Written request: Your task is to repeat all of the material exactly.

[Collected data]
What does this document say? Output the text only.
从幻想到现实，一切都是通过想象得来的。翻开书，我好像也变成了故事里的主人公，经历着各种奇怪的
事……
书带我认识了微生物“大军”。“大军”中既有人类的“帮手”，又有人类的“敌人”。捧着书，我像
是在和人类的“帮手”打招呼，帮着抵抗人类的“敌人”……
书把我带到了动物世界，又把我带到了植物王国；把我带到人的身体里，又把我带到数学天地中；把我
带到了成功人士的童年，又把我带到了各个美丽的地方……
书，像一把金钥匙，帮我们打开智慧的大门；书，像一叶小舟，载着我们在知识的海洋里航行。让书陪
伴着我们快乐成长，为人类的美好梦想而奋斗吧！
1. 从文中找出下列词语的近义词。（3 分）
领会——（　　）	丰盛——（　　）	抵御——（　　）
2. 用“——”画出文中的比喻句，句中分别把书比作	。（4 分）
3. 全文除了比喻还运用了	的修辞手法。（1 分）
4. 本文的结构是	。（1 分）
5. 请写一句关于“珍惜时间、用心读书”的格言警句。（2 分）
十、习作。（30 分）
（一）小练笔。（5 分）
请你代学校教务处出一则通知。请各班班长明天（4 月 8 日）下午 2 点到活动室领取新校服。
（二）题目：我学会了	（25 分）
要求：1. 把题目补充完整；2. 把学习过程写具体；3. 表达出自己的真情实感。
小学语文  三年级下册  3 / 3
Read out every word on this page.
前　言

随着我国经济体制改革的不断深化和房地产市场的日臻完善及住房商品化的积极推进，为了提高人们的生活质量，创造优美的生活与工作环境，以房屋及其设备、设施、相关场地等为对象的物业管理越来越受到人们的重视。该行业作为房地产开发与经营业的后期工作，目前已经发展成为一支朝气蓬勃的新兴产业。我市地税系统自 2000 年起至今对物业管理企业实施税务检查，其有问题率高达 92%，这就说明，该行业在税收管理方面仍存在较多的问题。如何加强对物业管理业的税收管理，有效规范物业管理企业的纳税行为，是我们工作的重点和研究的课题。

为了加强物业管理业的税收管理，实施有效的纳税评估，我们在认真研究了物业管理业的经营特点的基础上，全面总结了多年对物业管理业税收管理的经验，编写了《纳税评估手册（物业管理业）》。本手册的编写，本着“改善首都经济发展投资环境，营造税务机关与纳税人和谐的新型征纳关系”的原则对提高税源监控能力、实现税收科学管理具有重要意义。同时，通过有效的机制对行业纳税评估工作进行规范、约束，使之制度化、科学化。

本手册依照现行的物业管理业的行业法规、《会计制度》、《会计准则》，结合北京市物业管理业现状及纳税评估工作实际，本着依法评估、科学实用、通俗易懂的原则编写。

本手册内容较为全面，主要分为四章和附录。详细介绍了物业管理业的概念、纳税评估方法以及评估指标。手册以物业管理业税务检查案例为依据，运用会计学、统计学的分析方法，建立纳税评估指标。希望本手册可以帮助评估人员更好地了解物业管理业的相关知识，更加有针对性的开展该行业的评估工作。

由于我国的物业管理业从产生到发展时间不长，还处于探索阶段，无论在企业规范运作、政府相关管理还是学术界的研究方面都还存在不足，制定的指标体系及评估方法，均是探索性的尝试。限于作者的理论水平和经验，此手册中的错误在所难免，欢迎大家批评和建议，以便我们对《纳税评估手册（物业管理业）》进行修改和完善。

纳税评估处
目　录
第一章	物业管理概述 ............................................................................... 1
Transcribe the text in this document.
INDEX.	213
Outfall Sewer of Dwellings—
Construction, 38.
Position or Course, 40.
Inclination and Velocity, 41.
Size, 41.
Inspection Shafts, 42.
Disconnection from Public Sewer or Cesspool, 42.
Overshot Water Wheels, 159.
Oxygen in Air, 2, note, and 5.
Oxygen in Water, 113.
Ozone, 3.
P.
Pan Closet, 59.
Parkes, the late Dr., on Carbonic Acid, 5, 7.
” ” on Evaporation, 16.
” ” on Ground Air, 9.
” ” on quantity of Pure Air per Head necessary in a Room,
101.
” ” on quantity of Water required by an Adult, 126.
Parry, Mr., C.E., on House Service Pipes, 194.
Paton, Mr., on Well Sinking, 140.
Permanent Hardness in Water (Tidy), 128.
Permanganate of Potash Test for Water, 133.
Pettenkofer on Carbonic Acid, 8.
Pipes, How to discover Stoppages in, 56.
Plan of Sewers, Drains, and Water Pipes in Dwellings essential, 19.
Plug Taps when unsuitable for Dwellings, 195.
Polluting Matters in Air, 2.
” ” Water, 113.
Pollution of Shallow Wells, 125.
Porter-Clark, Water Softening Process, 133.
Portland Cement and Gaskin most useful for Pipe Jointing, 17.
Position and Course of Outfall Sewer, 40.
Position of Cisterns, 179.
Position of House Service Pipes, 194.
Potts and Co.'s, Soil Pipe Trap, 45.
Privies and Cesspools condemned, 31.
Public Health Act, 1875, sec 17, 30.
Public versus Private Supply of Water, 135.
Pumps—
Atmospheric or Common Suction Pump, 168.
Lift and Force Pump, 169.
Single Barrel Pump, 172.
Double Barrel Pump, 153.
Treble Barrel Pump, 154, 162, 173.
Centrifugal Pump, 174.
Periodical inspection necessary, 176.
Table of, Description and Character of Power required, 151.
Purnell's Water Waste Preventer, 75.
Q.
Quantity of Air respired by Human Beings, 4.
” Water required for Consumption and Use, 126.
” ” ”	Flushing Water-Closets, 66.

Expected output:
What does this document say? Output the text only.
从幻想到现实，一切都是通过想象得来的。翻开书，我好像也变成了故事里的主人公，经历着各种奇怪的
事……
书带我认识了微生物“大军”。“大军”中既有人类的“帮手”，又有人类的“敌人”。捧着书，我像
是在和人类的“帮手”打招呼，帮着抵抗人类的“敌人”……
书把我带到了动物世界，又把我带到了植物王国；把我带到人的身体里，又把我带到数学天地中；把我
带到了成功人士的童年，又把我带到了各个美丽的地方……
书，像一把金钥匙，帮我们打开智慧的大门；书，像一叶小舟，载着我们在知识的海洋里航行。让书陪
伴着我们快乐成长，为人类的美好梦想而奋斗吧！
1. 从文中找出下列词语的近义词。（3 分）
领会——（　　）	丰盛——（　　）	抵御——（　　）
2. 用“——”画出文中的比喻句，句中分别把书比作	。（4 分）
3. 全文除了比喻还运用了	的修辞手法。（1 分）
4. 本文的结构是	。（1 分）
5. 请写一句关于“珍惜时间、用心读书”的格言警句。（2 分）
十、习作。（30 分）
（一）小练笔。（5 分）
请你代学校教务处出一则通知。请各班班长明天（4 月 8 日）下午 2 点到活动室领取新校服。
（二）题目：我学会了	（25 分）
要求：1. 把题目补充完整；2. 把学习过程写具体；3. 表达出自己的真情实感。
小学语文  三年级下册  3 / 3
Read out every word on this page.
前　言

随着我国经济体制改革的不断深化和房地产市场的日臻完善及住房商品化的积极推进，为了提高人们的生活质量，创造优美的生活与工作环境，以房屋及其设备、设施、相关场地等为对象的物业管理越来越受到人们的重视。该行业作为房地产开发与经营业的后期工作，目前已经发展成为一支朝气蓬勃的新兴产业。我市地税系统自 2000 年起至今对物业管理企业实施税务检查，其有问题率高达 92%，这就说明，该行业在税收管理方面仍存在较多的问题。如何加强对物业管理业的税收管理，有效规范物业管理企业的纳税行为，是我们工作的重点和研究的课题。

为了加强物业管理业的税收管理，实施有效的纳税评估，我们在认真研究了物业管理业的经营特点的基础上，全面总结了多年对物业管理业税收管理的经验，编写了《纳税评估手册（物业管理业）》。本手册的编写，本着“改善首都经济发展投资环境，营造税务机关与纳税人和谐的新型征纳关系”的原则对提高税源监控能力、实现税收科学管理具有重要意义。同时，通过有效的机制对行业纳税评估工作进行规范、约束，使之制度化、科学化。

本手册依照现行的物业管理业的行业法规、《会计制度》、《会计准则》，结合北京市物业管理业现状及纳税评估工作实际，本着依法评估、科学实用、通俗易懂的原则编写。

本手册内容较为全面，主要分为四章和附录。详细介绍了物业管理业的概念、纳税评估方法以及评估指标。手册以物业管理业税务检查案例为依据，运用会计学、统计学的分析方法，建立纳税评估指标。希望本手册可以帮助评估人员更好地了解物业管理业的相关知识，更加有针对性的开展该行业的评估工作。

由于我国的物业管理业从产生到发展时间不长，还处于探索阶段，无论在企业规范运作、政府相关管理还是学术界的研究方面都还存在不足，制定的指标体系及评估方法，均是探索性的尝试。限于作者的理论水平和经验，此手册中的错误在所难免，欢迎大家批评和建议，以便我们对《纳税评估手册（物业管理业）》进行修改和完善。

纳税评估处
目　录
第一章	物业管理概述 ............................................................................... 1
Transcribe the text in this document.
INDEX.	213
Outfall Sewer of Dwellings—
Construction, 38.
Position or Course, 40.
Inclination and Velocity, 41.
Size, 41.
Inspection Shafts, 42.
Disconnection from Public Sewer or Cesspool, 42.
Overshot Water Wheels, 159.
Oxygen in Air, 2, note, and 5.
Oxygen in Water, 113.
Ozone, 3.
P.
Pan Closet, 59.
Parkes, the late Dr., on Carbonic Acid, 5, 7.
” ” on Evaporation, 16.
” ” on Ground Air, 9.
” ” on quantity of Pure Air per Head necessary in a Room,
101.
” ” on quantity of Water required by an Adult, 126.
Parry, Mr., C.E., on House Service Pipes, 194.
Paton, Mr., on Well Sinking, 140.
Permanent Hardness in Water (Tidy), 128.
Permanganate of Potash Test for Water, 133.
Pettenkofer on Carbonic Acid, 8.
Pipes, How to discover Stoppages in, 56.
Plan of Sewers, Drains, and Water Pipes in Dwellings essential, 19.
Plug Taps when unsuitable for Dwellings, 195.
Polluting Matters in Air, 2.
” ” Water, 113.
Pollution of Shallow Wells, 125.
Porter-Clark, Water Softening Process, 133.
Portland Cement and Gaskin most useful for Pipe Jointing, 17.
Position and Course of Outfall Sewer, 40.
Position of Cisterns, 179.
Position of House Service Pipes, 194.
Potts and Co.'s, Soil Pipe Trap, 45.
Privies and Cesspools condemned, 31.
Public Health Act, 1875, sec 17, 30.
Public versus Private Supply of Water, 135.
Pumps—
Atmospheric or Common Suction Pump, 168.
Lift and Force Pump, 169.
Single Barrel Pump, 172.
Double Barrel Pump, 153.
Treble Barrel Pump, 154, 162, 173.
Centrifugal Pump, 174.
Periodical inspection necessary, 176.
Table of, Description and Character of Power required, 151.
Purnell's Water Waste Preventer, 75.
Q.
Quantity of Air respired by Human Beings, 4.
” Water required for Consumption and Use, 126.
” ” ”	Flushing Water-Closets, 66.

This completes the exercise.